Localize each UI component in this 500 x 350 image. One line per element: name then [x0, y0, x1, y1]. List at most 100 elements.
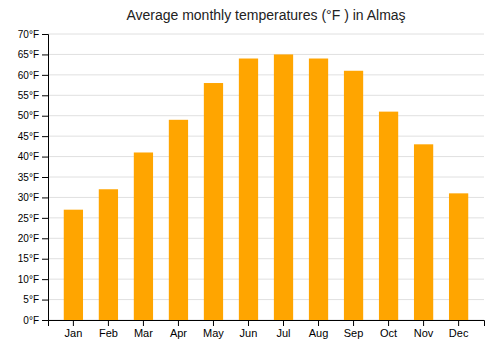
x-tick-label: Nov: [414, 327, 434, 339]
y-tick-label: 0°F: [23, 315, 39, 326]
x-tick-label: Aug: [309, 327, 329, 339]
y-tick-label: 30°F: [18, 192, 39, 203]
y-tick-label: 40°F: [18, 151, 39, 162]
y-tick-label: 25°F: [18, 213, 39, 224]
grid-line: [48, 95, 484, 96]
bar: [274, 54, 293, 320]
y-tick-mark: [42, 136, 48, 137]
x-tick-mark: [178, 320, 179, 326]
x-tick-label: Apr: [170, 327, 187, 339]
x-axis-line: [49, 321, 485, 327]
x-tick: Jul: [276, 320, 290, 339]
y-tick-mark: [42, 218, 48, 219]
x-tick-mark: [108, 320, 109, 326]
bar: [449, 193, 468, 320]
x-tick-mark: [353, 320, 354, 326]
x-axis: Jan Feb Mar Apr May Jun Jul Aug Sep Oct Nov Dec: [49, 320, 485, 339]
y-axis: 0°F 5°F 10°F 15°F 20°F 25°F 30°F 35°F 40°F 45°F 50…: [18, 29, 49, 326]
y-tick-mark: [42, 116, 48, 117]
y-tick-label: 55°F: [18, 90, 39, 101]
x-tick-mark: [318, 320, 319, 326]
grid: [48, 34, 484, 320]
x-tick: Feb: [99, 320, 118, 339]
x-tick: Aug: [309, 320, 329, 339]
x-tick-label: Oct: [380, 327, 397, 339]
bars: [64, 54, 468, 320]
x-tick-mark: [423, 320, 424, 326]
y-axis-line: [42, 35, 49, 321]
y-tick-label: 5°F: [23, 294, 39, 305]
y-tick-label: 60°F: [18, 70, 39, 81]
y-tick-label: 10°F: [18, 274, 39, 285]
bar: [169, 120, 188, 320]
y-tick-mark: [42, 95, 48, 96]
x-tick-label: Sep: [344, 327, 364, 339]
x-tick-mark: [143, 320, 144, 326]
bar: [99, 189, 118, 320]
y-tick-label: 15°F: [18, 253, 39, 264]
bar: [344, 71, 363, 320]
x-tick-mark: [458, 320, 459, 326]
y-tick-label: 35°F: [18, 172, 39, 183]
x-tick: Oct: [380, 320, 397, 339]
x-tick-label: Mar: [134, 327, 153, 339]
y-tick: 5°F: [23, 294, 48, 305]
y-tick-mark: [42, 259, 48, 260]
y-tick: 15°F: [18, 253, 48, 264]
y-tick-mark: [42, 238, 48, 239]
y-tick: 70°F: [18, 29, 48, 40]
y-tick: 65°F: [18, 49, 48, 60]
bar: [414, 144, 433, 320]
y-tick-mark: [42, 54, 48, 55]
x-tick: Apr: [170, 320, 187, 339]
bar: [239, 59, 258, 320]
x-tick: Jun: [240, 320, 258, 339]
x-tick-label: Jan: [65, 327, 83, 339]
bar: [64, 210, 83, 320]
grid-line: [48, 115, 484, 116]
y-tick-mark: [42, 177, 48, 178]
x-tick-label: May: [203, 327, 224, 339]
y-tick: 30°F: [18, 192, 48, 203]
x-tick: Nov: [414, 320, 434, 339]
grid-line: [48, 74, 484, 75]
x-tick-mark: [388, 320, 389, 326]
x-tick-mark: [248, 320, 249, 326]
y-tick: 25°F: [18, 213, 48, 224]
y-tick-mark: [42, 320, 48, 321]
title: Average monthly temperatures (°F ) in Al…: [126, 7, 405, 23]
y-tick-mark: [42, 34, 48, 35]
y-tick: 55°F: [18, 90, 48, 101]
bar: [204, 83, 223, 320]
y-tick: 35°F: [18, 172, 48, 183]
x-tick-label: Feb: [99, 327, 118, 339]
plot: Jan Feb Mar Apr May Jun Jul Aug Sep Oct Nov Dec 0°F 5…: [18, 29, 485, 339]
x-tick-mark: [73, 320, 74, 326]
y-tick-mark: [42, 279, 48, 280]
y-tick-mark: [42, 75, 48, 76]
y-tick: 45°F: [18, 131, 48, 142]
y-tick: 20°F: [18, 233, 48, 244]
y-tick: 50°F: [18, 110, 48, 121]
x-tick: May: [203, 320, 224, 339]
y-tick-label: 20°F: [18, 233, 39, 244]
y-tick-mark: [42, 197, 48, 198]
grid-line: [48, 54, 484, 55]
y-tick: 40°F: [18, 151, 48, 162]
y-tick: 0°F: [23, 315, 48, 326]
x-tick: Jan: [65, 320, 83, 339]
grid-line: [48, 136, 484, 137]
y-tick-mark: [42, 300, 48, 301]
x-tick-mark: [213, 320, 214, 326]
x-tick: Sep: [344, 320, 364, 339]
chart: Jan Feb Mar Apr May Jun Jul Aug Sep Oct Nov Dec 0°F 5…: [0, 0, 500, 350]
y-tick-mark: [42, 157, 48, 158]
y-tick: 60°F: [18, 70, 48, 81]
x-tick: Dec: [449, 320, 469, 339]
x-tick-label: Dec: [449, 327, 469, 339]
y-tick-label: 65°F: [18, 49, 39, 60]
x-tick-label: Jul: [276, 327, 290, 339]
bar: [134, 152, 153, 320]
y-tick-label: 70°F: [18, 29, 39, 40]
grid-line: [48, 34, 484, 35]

########

TASK OBJECTIVE » Return every line of the data above verbatim, leaving out the picture.

TASK RESPONSE »
Localize each UI component in this 500 x 350 image. One line per element: name then [x0, y0, x1, y1]. List at most 100 elements.
x-tick-label: Nov: [414, 327, 434, 339]
y-tick-label: 0°F: [23, 315, 39, 326]
x-tick-label: Aug: [309, 327, 329, 339]
y-tick-label: 30°F: [18, 192, 39, 203]
y-tick-label: 40°F: [18, 151, 39, 162]
y-tick-label: 25°F: [18, 213, 39, 224]
grid-line: [48, 95, 484, 96]
bar: [274, 54, 293, 320]
y-tick-mark: [42, 136, 48, 137]
x-tick-mark: [178, 320, 179, 326]
x-tick-label: Apr: [170, 327, 187, 339]
x-axis-line: [49, 321, 485, 327]
x-tick: Jul: [276, 320, 290, 339]
y-tick-mark: [42, 218, 48, 219]
x-tick-mark: [108, 320, 109, 326]
bar: [449, 193, 468, 320]
x-tick-mark: [353, 320, 354, 326]
x-axis: Jan Feb Mar Apr May Jun Jul Aug Sep Oct Nov Dec: [49, 320, 485, 339]
y-axis: 0°F 5°F 10°F 15°F 20°F 25°F 30°F 35°F 40°F 45°F 50…: [18, 29, 49, 326]
y-tick-mark: [42, 116, 48, 117]
y-tick-label: 55°F: [18, 90, 39, 101]
x-tick-mark: [318, 320, 319, 326]
grid: [48, 34, 484, 320]
x-tick: Feb: [99, 320, 118, 339]
x-tick: Aug: [309, 320, 329, 339]
x-tick-label: Oct: [380, 327, 397, 339]
bars: [64, 54, 468, 320]
x-tick-mark: [423, 320, 424, 326]
y-axis-line: [42, 35, 49, 321]
y-tick-label: 5°F: [23, 294, 39, 305]
y-tick-label: 60°F: [18, 70, 39, 81]
y-tick-label: 10°F: [18, 274, 39, 285]
bar: [169, 120, 188, 320]
y-tick-mark: [42, 95, 48, 96]
x-tick-label: Sep: [344, 327, 364, 339]
x-tick-mark: [143, 320, 144, 326]
bar: [99, 189, 118, 320]
y-tick-label: 15°F: [18, 253, 39, 264]
bar: [344, 71, 363, 320]
x-tick-mark: [458, 320, 459, 326]
y-tick-label: 35°F: [18, 172, 39, 183]
x-tick: Oct: [380, 320, 397, 339]
x-tick-label: Mar: [134, 327, 153, 339]
y-tick: 5°F: [23, 294, 48, 305]
y-tick-mark: [42, 259, 48, 260]
y-tick: 15°F: [18, 253, 48, 264]
y-tick-mark: [42, 238, 48, 239]
y-tick: 70°F: [18, 29, 48, 40]
y-tick: 65°F: [18, 49, 48, 60]
bar: [414, 144, 433, 320]
y-tick-mark: [42, 54, 48, 55]
x-tick: Apr: [170, 320, 187, 339]
bar: [239, 59, 258, 320]
x-tick: Jun: [240, 320, 258, 339]
x-tick-label: Jan: [65, 327, 83, 339]
bar: [64, 210, 83, 320]
grid-line: [48, 115, 484, 116]
y-tick-mark: [42, 177, 48, 178]
x-tick-label: May: [203, 327, 224, 339]
y-tick: 30°F: [18, 192, 48, 203]
x-tick: Nov: [414, 320, 434, 339]
grid-line: [48, 74, 484, 75]
x-tick-mark: [388, 320, 389, 326]
x-tick-mark: [248, 320, 249, 326]
y-tick: 25°F: [18, 213, 48, 224]
y-tick-mark: [42, 320, 48, 321]
title: Average monthly temperatures (°F ) in Al…: [126, 7, 405, 23]
y-tick-mark: [42, 34, 48, 35]
y-tick: 55°F: [18, 90, 48, 101]
bar: [204, 83, 223, 320]
y-tick: 35°F: [18, 172, 48, 183]
x-tick-label: Feb: [99, 327, 118, 339]
plot: Jan Feb Mar Apr May Jun Jul Aug Sep Oct Nov Dec 0°F 5…: [18, 29, 485, 339]
x-tick-mark: [73, 320, 74, 326]
y-tick-mark: [42, 279, 48, 280]
y-tick-mark: [42, 75, 48, 76]
y-tick: 45°F: [18, 131, 48, 142]
y-tick: 20°F: [18, 233, 48, 244]
y-tick: 50°F: [18, 110, 48, 121]
x-tick: May: [203, 320, 224, 339]
y-tick-label: 20°F: [18, 233, 39, 244]
y-tick-mark: [42, 197, 48, 198]
grid-line: [48, 54, 484, 55]
y-tick: 40°F: [18, 151, 48, 162]
y-tick: 0°F: [23, 315, 48, 326]
x-tick: Jan: [65, 320, 83, 339]
grid-line: [48, 136, 484, 137]
y-tick-mark: [42, 300, 48, 301]
x-tick-mark: [213, 320, 214, 326]
x-tick: Sep: [344, 320, 364, 339]
chart: Jan Feb Mar Apr May Jun Jul Aug Sep Oct Nov Dec 0°F 5…: [0, 0, 500, 350]
y-tick-mark: [42, 157, 48, 158]
y-tick: 60°F: [18, 70, 48, 81]
x-tick: Dec: [449, 320, 469, 339]
x-tick-label: Dec: [449, 327, 469, 339]
y-tick-label: 65°F: [18, 49, 39, 60]
x-tick-label: Jul: [276, 327, 290, 339]
bar: [134, 152, 153, 320]
y-tick-label: 70°F: [18, 29, 39, 40]
grid-line: [48, 34, 484, 35]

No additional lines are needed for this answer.